[Stored records]
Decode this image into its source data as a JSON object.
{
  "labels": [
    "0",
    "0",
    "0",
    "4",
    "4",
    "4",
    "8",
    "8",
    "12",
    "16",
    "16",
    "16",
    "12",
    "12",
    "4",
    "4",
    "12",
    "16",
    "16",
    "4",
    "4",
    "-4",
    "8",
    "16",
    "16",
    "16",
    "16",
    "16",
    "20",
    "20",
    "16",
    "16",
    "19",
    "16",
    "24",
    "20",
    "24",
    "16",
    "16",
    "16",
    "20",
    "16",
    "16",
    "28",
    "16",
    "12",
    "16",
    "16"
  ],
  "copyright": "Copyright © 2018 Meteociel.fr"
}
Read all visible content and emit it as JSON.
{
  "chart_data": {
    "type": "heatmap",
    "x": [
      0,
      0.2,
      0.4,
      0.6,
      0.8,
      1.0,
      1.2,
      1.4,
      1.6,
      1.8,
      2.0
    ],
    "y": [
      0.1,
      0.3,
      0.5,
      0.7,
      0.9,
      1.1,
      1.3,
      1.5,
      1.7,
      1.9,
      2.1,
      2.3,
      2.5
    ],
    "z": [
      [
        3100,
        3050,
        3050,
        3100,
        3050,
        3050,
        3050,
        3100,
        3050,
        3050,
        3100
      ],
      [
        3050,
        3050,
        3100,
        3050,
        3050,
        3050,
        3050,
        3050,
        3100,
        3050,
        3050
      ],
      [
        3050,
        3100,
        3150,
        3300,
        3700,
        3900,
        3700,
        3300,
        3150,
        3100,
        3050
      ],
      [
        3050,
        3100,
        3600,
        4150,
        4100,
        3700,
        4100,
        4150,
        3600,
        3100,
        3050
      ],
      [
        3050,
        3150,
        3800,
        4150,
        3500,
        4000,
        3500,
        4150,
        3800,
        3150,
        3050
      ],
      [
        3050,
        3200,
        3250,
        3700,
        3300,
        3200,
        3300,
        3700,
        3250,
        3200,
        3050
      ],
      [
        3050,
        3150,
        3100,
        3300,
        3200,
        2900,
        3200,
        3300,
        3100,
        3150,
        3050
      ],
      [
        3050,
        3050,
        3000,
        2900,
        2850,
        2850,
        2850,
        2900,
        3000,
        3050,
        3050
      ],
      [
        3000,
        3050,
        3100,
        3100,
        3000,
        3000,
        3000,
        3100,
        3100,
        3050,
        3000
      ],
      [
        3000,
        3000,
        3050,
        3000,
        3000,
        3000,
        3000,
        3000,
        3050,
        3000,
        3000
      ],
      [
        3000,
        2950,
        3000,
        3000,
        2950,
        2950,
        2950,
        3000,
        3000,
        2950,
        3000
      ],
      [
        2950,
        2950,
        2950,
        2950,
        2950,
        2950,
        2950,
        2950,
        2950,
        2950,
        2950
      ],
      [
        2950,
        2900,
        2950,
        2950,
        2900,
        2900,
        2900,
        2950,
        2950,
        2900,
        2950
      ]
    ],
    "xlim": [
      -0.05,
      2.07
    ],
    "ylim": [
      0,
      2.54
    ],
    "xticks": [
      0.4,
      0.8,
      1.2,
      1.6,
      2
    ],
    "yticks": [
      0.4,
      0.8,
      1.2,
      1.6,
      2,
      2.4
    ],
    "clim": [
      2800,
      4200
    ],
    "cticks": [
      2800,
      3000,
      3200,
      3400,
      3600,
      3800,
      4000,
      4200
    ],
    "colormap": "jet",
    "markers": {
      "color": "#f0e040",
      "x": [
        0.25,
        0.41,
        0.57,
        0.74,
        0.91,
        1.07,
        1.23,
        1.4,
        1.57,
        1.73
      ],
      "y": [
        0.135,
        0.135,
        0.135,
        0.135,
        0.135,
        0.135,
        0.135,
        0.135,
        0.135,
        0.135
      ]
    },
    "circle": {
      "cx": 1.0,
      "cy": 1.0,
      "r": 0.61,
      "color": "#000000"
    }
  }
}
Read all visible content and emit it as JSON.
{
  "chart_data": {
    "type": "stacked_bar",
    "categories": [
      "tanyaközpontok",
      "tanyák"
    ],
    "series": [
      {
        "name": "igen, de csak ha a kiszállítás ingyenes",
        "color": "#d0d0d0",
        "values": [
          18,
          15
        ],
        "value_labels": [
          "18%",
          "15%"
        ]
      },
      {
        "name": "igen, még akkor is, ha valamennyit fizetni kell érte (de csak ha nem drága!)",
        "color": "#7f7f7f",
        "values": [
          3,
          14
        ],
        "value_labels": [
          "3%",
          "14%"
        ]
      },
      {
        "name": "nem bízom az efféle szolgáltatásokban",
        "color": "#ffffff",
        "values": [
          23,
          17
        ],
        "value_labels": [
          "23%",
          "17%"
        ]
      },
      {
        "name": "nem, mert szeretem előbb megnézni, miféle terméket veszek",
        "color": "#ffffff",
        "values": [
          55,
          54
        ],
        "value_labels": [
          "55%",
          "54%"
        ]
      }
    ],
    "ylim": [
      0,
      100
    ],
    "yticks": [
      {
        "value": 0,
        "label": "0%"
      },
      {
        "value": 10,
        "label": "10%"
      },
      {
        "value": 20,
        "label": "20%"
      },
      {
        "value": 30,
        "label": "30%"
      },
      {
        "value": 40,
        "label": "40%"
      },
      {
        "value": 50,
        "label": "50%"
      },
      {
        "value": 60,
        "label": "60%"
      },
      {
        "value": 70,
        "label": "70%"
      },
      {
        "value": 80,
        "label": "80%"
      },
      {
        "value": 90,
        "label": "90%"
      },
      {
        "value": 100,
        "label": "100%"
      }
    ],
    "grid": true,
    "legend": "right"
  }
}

**Task prompt:** Word for word, restate all of the data shown above.

**Expected answer:**
Decode this image into its source data as a JSON object.
{
  "labels": [
    "0",
    "0",
    "0",
    "4",
    "4",
    "4",
    "8",
    "8",
    "12",
    "16",
    "16",
    "16",
    "12",
    "12",
    "4",
    "4",
    "12",
    "16",
    "16",
    "4",
    "4",
    "-4",
    "8",
    "16",
    "16",
    "16",
    "16",
    "16",
    "20",
    "20",
    "16",
    "16",
    "19",
    "16",
    "24",
    "20",
    "24",
    "16",
    "16",
    "16",
    "20",
    "16",
    "16",
    "28",
    "16",
    "12",
    "16",
    "16"
  ],
  "copyright": "Copyright © 2018 Meteociel.fr"
}
Read all visible content and emit it as JSON.
{
  "chart_data": {
    "type": "heatmap",
    "x": [
      0,
      0.2,
      0.4,
      0.6,
      0.8,
      1.0,
      1.2,
      1.4,
      1.6,
      1.8,
      2.0
    ],
    "y": [
      0.1,
      0.3,
      0.5,
      0.7,
      0.9,
      1.1,
      1.3,
      1.5,
      1.7,
      1.9,
      2.1,
      2.3,
      2.5
    ],
    "z": [
      [
        3100,
        3050,
        3050,
        3100,
        3050,
        3050,
        3050,
        3100,
        3050,
        3050,
        3100
      ],
      [
        3050,
        3050,
        3100,
        3050,
        3050,
        3050,
        3050,
        3050,
        3100,
        3050,
        3050
      ],
      [
        3050,
        3100,
        3150,
        3300,
        3700,
        3900,
        3700,
        3300,
        3150,
        3100,
        3050
      ],
      [
        3050,
        3100,
        3600,
        4150,
        4100,
        3700,
        4100,
        4150,
        3600,
        3100,
        3050
      ],
      [
        3050,
        3150,
        3800,
        4150,
        3500,
        4000,
        3500,
        4150,
        3800,
        3150,
        3050
      ],
      [
        3050,
        3200,
        3250,
        3700,
        3300,
        3200,
        3300,
        3700,
        3250,
        3200,
        3050
      ],
      [
        3050,
        3150,
        3100,
        3300,
        3200,
        2900,
        3200,
        3300,
        3100,
        3150,
        3050
      ],
      [
        3050,
        3050,
        3000,
        2900,
        2850,
        2850,
        2850,
        2900,
        3000,
        3050,
        3050
      ],
      [
        3000,
        3050,
        3100,
        3100,
        3000,
        3000,
        3000,
        3100,
        3100,
        3050,
        3000
      ],
      [
        3000,
        3000,
        3050,
        3000,
        3000,
        3000,
        3000,
        3000,
        3050,
        3000,
        3000
      ],
      [
        3000,
        2950,
        3000,
        3000,
        2950,
        2950,
        2950,
        3000,
        3000,
        2950,
        3000
      ],
      [
        2950,
        2950,
        2950,
        2950,
        2950,
        2950,
        2950,
        2950,
        2950,
        2950,
        2950
      ],
      [
        2950,
        2900,
        2950,
        2950,
        2900,
        2900,
        2900,
        2950,
        2950,
        2900,
        2950
      ]
    ],
    "xlim": [
      -0.05,
      2.07
    ],
    "ylim": [
      0,
      2.54
    ],
    "xticks": [
      0.4,
      0.8,
      1.2,
      1.6,
      2
    ],
    "yticks": [
      0.4,
      0.8,
      1.2,
      1.6,
      2,
      2.4
    ],
    "clim": [
      2800,
      4200
    ],
    "cticks": [
      2800,
      3000,
      3200,
      3400,
      3600,
      3800,
      4000,
      4200
    ],
    "colormap": "jet",
    "markers": {
      "color": "#f0e040",
      "x": [
        0.25,
        0.41,
        0.57,
        0.74,
        0.91,
        1.07,
        1.23,
        1.4,
        1.57,
        1.73
      ],
      "y": [
        0.135,
        0.135,
        0.135,
        0.135,
        0.135,
        0.135,
        0.135,
        0.135,
        0.135,
        0.135
      ]
    },
    "circle": {
      "cx": 1.0,
      "cy": 1.0,
      "r": 0.61,
      "color": "#000000"
    }
  }
}
Read all visible content and emit it as JSON.
{
  "chart_data": {
    "type": "stacked_bar",
    "categories": [
      "tanyaközpontok",
      "tanyák"
    ],
    "series": [
      {
        "name": "igen, de csak ha a kiszállítás ingyenes",
        "color": "#d0d0d0",
        "values": [
          18,
          15
        ],
        "value_labels": [
          "18%",
          "15%"
        ]
      },
      {
        "name": "igen, még akkor is, ha valamennyit fizetni kell érte (de csak ha nem drága!)",
        "color": "#7f7f7f",
        "values": [
          3,
          14
        ],
        "value_labels": [
          "3%",
          "14%"
        ]
      },
      {
        "name": "nem bízom az efféle szolgáltatásokban",
        "color": "#ffffff",
        "values": [
          23,
          17
        ],
        "value_labels": [
          "23%",
          "17%"
        ]
      },
      {
        "name": "nem, mert szeretem előbb megnézni, miféle terméket veszek",
        "color": "#ffffff",
        "values": [
          55,
          54
        ],
        "value_labels": [
          "55%",
          "54%"
        ]
      }
    ],
    "ylim": [
      0,
      100
    ],
    "yticks": [
      {
        "value": 0,
        "label": "0%"
      },
      {
        "value": 10,
        "label": "10%"
      },
      {
        "value": 20,
        "label": "20%"
      },
      {
        "value": 30,
        "label": "30%"
      },
      {
        "value": 40,
        "label": "40%"
      },
      {
        "value": 50,
        "label": "50%"
      },
      {
        "value": 60,
        "label": "60%"
      },
      {
        "value": 70,
        "label": "70%"
      },
      {
        "value": 80,
        "label": "80%"
      },
      {
        "value": 90,
        "label": "90%"
      },
      {
        "value": 100,
        "label": "100%"
      }
    ],
    "grid": true,
    "legend": "right"
  }
}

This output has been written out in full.